- **Aim**:
In the listing, rewrite everything from the line containing "Patent image size: (1098, 988)." down to the line containing "The annular collar 115 is at (190, 212).". Change "longitudinal cross section" to "lengthwise cross section" and keep the rest unaltered.

- **Records to use**:
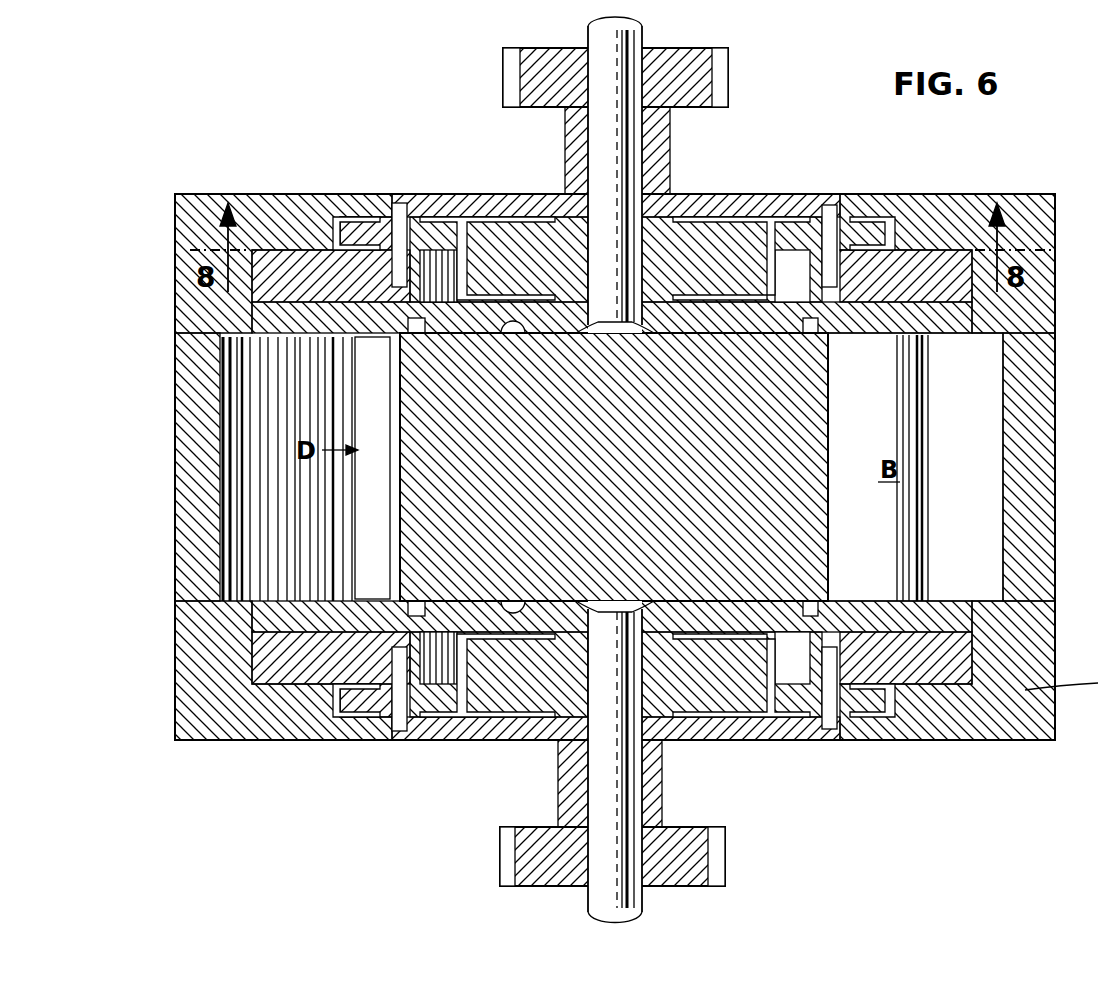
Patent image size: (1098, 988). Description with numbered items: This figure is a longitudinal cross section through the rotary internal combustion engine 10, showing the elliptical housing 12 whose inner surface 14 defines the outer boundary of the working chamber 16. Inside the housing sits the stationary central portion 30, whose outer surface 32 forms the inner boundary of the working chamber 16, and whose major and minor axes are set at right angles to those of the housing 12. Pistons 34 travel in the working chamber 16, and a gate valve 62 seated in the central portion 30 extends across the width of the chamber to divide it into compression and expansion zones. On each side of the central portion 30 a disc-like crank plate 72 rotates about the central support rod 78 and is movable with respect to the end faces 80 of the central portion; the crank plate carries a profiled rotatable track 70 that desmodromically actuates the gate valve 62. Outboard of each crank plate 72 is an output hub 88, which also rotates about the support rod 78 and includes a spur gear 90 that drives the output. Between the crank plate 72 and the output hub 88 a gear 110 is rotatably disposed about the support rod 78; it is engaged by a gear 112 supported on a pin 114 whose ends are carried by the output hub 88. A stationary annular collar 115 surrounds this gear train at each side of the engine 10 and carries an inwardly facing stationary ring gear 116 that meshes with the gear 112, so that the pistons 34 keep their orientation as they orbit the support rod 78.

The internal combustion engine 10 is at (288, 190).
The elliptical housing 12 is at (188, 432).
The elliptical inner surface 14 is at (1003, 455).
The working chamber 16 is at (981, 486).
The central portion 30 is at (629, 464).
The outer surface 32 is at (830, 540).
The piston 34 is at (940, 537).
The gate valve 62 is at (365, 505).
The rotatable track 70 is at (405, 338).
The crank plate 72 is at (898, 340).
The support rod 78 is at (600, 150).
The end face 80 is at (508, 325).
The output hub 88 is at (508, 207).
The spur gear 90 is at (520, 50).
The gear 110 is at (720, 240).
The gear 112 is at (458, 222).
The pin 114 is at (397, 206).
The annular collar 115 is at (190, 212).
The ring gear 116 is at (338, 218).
---
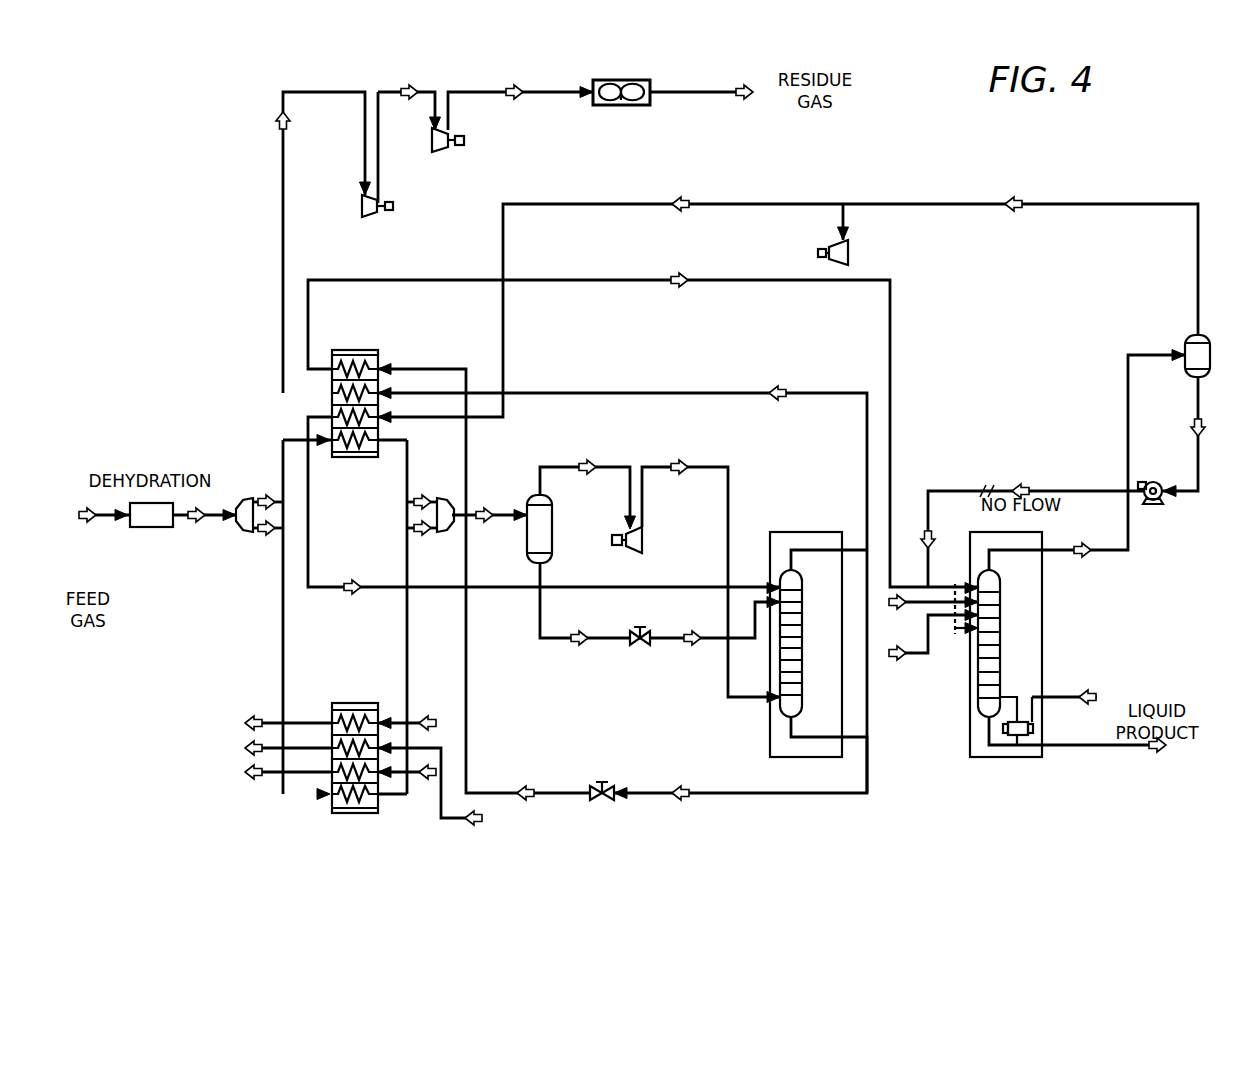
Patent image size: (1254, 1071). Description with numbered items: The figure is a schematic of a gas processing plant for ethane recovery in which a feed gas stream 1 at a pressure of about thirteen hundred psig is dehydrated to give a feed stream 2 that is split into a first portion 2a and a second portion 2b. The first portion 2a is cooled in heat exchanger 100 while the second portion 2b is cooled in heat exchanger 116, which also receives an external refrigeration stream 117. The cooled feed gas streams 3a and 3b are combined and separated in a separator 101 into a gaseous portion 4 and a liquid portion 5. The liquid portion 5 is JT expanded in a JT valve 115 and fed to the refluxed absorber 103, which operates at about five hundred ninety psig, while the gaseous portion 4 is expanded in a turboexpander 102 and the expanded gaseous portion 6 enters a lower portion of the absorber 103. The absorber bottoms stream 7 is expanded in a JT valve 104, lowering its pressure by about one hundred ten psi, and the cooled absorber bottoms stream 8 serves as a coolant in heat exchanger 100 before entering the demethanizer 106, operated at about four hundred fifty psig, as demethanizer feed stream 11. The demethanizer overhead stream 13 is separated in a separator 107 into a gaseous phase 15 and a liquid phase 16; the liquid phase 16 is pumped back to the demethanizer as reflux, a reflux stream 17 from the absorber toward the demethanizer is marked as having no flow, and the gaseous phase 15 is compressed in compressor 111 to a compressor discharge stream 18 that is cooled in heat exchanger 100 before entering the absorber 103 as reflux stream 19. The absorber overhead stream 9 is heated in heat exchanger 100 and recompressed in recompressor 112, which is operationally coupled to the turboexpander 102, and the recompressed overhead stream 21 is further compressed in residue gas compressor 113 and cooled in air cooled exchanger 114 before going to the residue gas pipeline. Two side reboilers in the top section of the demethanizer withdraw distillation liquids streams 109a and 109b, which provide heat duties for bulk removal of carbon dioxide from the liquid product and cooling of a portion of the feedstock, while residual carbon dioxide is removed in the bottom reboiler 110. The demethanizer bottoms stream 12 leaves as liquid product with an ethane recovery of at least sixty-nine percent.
--
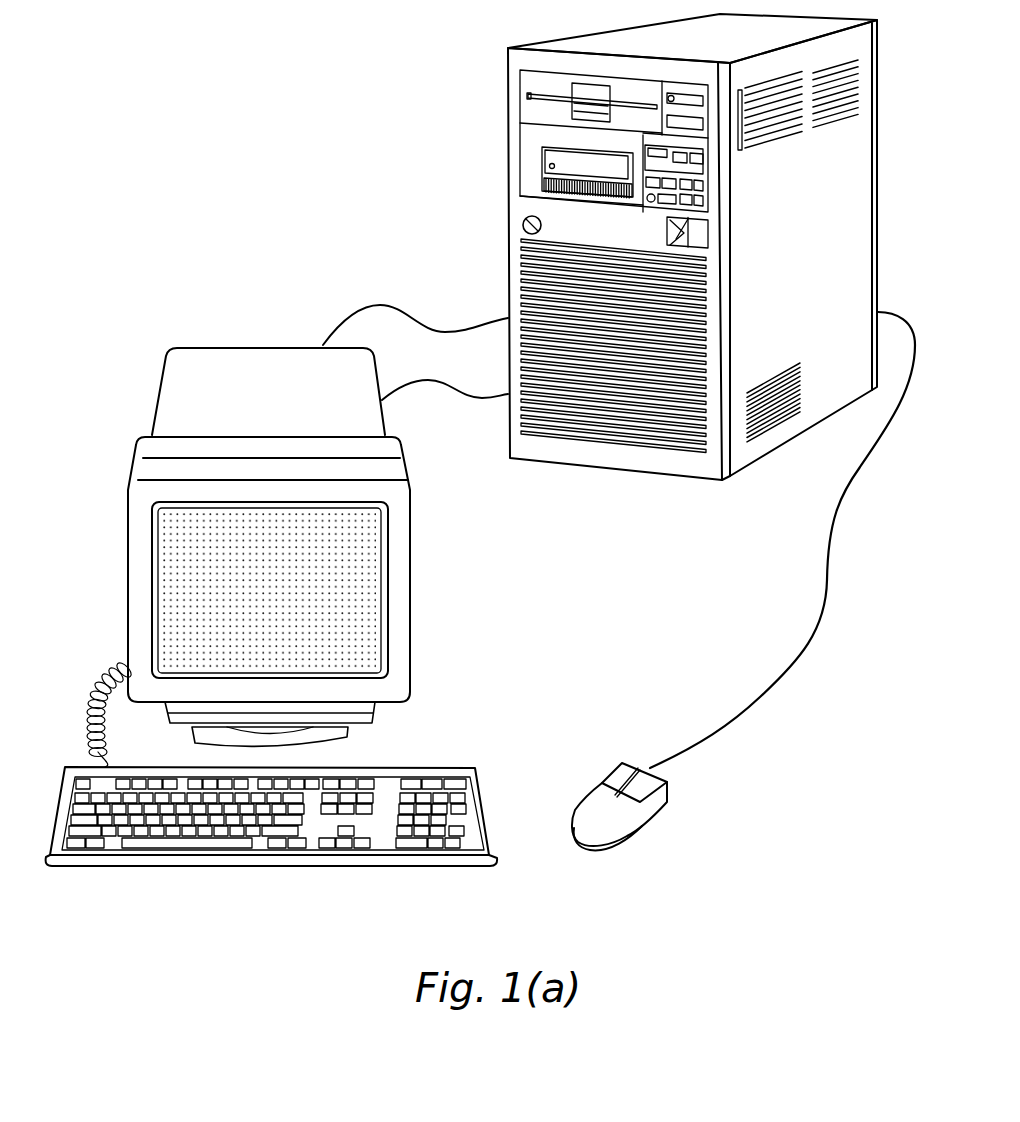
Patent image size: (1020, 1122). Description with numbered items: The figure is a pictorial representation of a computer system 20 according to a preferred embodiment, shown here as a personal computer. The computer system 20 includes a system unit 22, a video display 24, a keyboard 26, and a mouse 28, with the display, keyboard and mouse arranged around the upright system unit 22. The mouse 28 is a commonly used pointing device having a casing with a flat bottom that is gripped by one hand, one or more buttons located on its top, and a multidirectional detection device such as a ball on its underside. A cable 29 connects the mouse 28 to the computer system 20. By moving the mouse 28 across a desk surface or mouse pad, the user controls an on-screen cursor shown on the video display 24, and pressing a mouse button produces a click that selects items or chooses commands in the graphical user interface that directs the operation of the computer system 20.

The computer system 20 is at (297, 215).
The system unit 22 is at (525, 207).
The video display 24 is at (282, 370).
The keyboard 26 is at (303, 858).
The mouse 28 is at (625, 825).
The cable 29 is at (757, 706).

- **Expected answer**:
Patent image size: (1098, 988). Description with numbered items: This figure is a lengthwise cross section through the rotary internal combustion engine 10, showing the elliptical housing 12 whose inner surface 14 defines the outer boundary of the working chamber 16. Inside the housing sits the stationary central portion 30, whose outer surface 32 forms the inner boundary of the working chamber 16, and whose major and minor axes are set at right angles to those of the housing 12. Pistons 34 travel in the working chamber 16, and a gate valve 62 seated in the central portion 30 extends across the width of the chamber to divide it into compression and expansion zones. On each side of the central portion 30 a disc-like crank plate 72 rotates about the central support rod 78 and is movable with respect to the end faces 80 of the central portion; the crank plate carries a profiled rotatable track 70 that desmodromically actuates the gate valve 62. Outboard of each crank plate 72 is an output hub 88, which also rotates about the support rod 78 and includes a spur gear 90 that drives the output. Between the crank plate 72 and the output hub 88 a gear 110 is rotatably disposed about the support rod 78; it is engaged by a gear 112 supported on a pin 114 whose ends are carried by the output hub 88. A stationary annular collar 115 surrounds this gear train at each side of the engine 10 and carries an inwardly facing stationary ring gear 116 that meshes with the gear 112, so that the pistons 34 keep their orientation as they orbit the support rod 78.

The internal combustion engine 10 is at (288, 190).
The elliptical housing 12 is at (188, 432).
The elliptical inner surface 14 is at (1003, 455).
The working chamber 16 is at (981, 486).
The central portion 30 is at (629, 464).
The outer surface 32 is at (830, 540).
The piston 34 is at (940, 537).
The gate valve 62 is at (365, 505).
The rotatable track 70 is at (405, 338).
The crank plate 72 is at (898, 340).
The support rod 78 is at (600, 150).
The end face 80 is at (508, 325).
The output hub 88 is at (508, 207).
The spur gear 90 is at (520, 50).
The gear 110 is at (720, 240).
The gear 112 is at (458, 222).
The pin 114 is at (397, 206).
The annular collar 115 is at (190, 212).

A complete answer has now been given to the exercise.